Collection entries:
::::

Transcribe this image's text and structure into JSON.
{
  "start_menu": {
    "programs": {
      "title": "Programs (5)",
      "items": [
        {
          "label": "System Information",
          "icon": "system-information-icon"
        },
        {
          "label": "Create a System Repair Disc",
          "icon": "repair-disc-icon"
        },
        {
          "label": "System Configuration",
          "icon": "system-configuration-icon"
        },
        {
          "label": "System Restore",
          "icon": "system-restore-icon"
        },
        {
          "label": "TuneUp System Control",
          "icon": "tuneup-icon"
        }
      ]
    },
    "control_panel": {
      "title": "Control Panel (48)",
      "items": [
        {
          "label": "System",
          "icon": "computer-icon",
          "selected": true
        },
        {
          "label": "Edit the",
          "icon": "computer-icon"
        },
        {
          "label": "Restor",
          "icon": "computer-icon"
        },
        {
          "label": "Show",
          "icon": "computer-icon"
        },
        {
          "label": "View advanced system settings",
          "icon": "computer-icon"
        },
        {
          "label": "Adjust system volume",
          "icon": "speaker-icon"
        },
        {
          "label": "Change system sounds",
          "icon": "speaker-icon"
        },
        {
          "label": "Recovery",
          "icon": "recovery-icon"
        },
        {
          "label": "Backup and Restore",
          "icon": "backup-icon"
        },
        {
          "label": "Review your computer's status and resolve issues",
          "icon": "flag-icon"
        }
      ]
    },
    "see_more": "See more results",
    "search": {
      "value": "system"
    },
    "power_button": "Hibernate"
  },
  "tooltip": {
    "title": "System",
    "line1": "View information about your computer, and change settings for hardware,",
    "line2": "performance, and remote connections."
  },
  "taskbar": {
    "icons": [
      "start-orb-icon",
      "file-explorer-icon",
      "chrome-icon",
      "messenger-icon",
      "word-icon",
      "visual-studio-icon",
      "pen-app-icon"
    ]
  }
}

::::

◆ Problem ◆
Copy out every line from the material above in which the word "your" appears.

◆ Output of the task ◆
          "label": "Review your computer's status and resolve issues",
    "line1": "View information about your computer, and change settings for hardware,",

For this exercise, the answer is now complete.